--- Begin RAW RECORDS ---

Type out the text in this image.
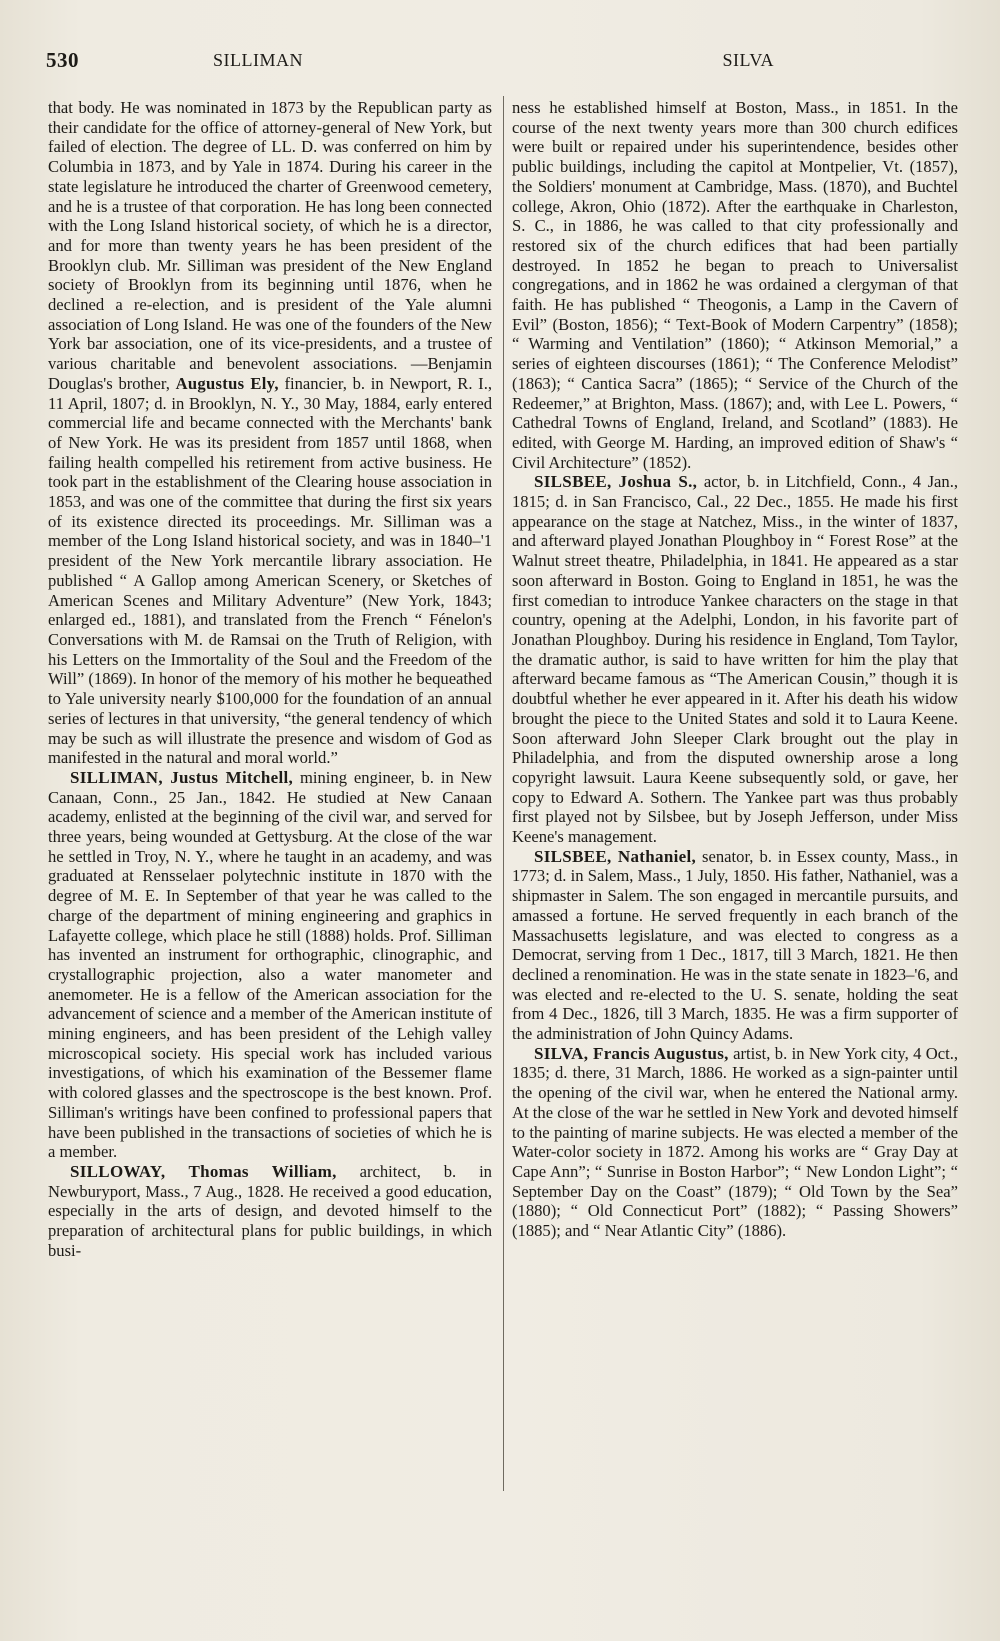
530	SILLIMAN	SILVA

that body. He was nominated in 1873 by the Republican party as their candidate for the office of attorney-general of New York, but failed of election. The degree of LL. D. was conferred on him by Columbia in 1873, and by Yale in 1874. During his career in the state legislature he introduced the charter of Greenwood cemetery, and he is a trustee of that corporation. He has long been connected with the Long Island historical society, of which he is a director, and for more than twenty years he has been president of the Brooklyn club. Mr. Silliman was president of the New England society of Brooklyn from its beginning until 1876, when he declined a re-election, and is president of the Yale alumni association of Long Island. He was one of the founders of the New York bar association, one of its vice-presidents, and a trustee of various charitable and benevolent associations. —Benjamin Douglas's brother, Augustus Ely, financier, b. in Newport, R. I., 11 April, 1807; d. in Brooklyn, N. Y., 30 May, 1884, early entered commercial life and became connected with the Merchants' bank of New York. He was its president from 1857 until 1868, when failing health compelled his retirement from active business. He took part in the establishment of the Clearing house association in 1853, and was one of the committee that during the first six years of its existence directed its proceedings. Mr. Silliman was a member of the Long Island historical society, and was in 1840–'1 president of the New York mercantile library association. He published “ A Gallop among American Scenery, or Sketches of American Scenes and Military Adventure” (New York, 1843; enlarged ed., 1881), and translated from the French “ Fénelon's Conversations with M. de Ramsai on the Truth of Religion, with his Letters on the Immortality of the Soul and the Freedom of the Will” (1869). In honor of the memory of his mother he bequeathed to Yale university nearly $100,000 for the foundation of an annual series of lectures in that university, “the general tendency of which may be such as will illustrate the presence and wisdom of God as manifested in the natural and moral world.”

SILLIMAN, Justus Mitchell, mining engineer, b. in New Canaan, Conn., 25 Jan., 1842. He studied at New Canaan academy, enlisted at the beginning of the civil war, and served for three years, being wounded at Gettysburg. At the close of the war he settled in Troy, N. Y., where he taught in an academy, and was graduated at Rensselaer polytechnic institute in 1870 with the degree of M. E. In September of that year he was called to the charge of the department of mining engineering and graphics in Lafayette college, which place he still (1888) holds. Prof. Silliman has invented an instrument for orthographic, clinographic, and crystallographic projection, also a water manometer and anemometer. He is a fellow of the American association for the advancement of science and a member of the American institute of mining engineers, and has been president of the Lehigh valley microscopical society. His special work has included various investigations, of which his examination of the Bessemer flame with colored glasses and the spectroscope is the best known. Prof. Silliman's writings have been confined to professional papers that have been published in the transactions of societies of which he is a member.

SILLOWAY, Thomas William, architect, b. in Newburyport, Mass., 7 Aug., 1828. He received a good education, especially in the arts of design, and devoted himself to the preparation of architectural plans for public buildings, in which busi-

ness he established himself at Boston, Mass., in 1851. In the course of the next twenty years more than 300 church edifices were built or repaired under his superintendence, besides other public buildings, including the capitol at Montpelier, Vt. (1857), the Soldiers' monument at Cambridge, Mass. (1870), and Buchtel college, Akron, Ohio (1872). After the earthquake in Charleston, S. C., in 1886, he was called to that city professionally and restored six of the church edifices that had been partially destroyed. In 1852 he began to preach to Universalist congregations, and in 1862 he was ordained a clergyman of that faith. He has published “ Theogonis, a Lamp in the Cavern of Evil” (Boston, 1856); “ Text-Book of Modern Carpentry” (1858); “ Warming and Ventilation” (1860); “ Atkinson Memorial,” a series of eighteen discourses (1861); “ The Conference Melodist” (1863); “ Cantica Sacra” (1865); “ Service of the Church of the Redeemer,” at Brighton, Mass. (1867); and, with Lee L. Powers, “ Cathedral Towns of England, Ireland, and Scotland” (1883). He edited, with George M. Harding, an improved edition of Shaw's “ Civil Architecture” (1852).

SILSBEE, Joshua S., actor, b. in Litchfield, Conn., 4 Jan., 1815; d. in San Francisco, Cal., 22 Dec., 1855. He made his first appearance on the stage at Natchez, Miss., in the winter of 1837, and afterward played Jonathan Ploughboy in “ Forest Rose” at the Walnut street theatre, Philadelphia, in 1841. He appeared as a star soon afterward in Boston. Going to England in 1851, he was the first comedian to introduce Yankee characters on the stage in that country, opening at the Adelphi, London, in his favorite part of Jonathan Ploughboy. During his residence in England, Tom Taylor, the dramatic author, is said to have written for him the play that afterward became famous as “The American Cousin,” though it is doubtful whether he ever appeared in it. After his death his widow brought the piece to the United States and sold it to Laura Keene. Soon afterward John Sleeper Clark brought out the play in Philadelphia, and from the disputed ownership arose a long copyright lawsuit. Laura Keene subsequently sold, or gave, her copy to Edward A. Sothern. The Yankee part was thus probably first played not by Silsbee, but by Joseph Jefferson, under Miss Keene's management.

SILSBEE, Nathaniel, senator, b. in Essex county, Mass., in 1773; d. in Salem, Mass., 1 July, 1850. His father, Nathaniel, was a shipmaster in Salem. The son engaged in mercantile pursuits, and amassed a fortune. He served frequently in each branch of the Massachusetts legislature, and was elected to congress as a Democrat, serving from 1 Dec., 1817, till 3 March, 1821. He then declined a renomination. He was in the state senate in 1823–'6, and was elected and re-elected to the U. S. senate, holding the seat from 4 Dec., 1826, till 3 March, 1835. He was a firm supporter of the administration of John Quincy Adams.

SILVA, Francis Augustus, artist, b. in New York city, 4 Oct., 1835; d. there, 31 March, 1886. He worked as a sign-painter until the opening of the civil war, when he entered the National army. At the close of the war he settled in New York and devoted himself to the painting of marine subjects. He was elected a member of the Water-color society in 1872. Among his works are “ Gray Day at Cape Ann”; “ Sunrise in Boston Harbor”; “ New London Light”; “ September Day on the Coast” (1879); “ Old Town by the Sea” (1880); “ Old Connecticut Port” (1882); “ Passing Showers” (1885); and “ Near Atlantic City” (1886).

--- End RAW RECORDS ---
--- Begin RAW RECORDS ---

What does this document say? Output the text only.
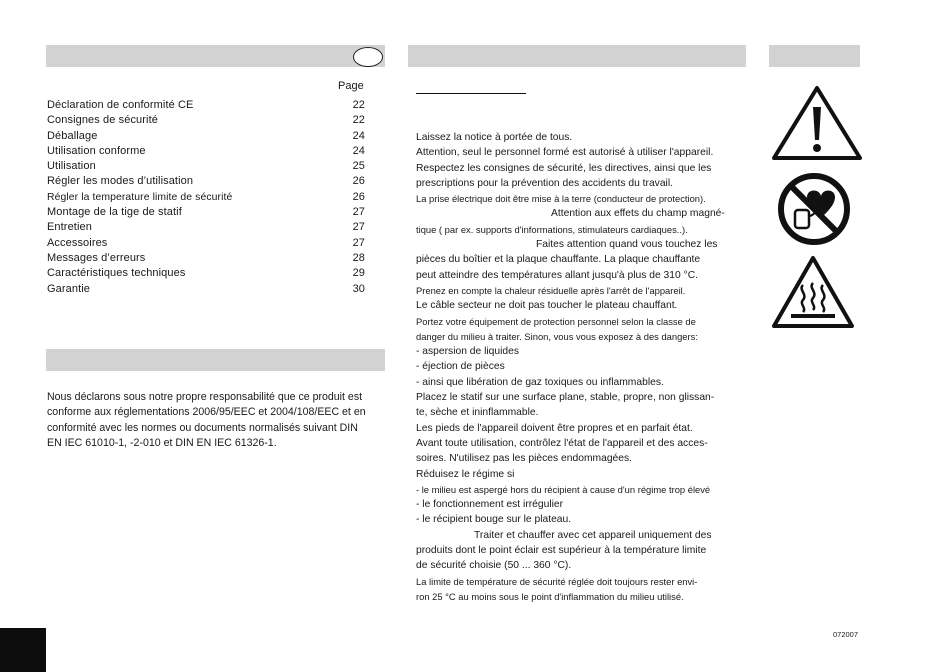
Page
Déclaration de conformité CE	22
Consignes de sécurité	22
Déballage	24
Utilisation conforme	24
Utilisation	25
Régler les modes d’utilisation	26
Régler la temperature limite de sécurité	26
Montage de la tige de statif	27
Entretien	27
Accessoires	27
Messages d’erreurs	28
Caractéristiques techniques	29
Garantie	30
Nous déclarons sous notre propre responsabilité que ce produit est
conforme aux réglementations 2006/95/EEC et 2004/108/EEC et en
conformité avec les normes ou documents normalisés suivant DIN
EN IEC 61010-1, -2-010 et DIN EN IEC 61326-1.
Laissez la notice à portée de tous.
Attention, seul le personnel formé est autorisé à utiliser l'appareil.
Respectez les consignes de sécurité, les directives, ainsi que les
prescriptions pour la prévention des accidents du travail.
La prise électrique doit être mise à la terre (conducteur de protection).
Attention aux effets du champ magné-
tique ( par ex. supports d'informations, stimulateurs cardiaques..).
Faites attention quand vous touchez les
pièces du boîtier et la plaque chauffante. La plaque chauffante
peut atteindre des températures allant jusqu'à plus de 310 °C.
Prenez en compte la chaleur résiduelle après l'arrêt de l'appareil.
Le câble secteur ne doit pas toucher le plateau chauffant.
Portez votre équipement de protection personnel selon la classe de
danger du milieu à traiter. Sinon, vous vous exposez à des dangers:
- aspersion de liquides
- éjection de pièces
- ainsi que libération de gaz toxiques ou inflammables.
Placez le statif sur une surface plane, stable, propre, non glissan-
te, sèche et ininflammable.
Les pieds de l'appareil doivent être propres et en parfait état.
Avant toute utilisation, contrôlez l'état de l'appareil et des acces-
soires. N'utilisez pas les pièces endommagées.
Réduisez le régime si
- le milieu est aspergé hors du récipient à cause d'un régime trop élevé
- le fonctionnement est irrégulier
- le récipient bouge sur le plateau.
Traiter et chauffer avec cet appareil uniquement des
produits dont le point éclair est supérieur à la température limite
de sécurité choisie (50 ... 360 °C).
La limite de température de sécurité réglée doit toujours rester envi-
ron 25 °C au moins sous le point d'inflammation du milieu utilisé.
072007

--- End RAW RECORDS ---

PROBLEM DESCRIPTION:
Take each line containing the string "régime" and copy it out.

TASK ANSWER:
Réduisez le régime si
- le milieu est aspergé hors du récipient à cause d'un régime trop élevé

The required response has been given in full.